_STATED EXERCISE_:
Among the lines of these entries, how many hold the word "Note"? State only the number.

_MATERIAL_:

◆ ◆ ◆ ◆ ◆

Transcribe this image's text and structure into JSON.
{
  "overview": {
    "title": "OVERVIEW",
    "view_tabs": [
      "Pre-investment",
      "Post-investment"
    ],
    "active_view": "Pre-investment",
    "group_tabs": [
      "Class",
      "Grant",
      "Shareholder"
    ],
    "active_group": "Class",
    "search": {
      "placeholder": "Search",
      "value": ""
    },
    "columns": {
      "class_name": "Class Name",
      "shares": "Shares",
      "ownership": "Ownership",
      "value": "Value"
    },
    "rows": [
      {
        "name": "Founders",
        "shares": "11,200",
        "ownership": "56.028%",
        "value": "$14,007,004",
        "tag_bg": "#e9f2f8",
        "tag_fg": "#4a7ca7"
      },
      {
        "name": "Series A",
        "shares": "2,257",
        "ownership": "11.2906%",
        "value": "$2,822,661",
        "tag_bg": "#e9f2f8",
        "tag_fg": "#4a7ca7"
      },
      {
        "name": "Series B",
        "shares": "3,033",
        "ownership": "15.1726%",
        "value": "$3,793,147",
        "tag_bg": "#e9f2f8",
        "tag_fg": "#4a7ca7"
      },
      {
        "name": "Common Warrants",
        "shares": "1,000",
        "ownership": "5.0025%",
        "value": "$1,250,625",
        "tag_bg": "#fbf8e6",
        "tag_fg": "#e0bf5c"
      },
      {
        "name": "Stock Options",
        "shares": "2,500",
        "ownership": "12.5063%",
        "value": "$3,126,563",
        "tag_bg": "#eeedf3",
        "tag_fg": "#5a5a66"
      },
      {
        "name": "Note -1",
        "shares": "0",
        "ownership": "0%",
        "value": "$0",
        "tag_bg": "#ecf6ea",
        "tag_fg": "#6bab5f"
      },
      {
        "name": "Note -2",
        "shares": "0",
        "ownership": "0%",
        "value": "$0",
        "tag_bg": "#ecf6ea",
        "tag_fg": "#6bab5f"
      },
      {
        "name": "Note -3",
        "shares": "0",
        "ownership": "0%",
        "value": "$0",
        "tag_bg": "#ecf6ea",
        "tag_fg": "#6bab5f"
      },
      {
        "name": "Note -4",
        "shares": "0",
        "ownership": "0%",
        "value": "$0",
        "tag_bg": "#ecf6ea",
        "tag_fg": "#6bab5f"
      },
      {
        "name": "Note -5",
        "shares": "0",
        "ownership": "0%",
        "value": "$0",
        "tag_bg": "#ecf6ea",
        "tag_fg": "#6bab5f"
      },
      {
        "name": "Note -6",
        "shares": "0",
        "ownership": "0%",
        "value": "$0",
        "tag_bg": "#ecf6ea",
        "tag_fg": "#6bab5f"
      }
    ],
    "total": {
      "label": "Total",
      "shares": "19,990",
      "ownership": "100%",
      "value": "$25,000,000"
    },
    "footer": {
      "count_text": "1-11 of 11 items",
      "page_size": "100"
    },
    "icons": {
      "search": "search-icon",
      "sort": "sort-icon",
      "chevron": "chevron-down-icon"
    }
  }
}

◆ ◆ ◆ ◆ ◆

_REPLY_:
6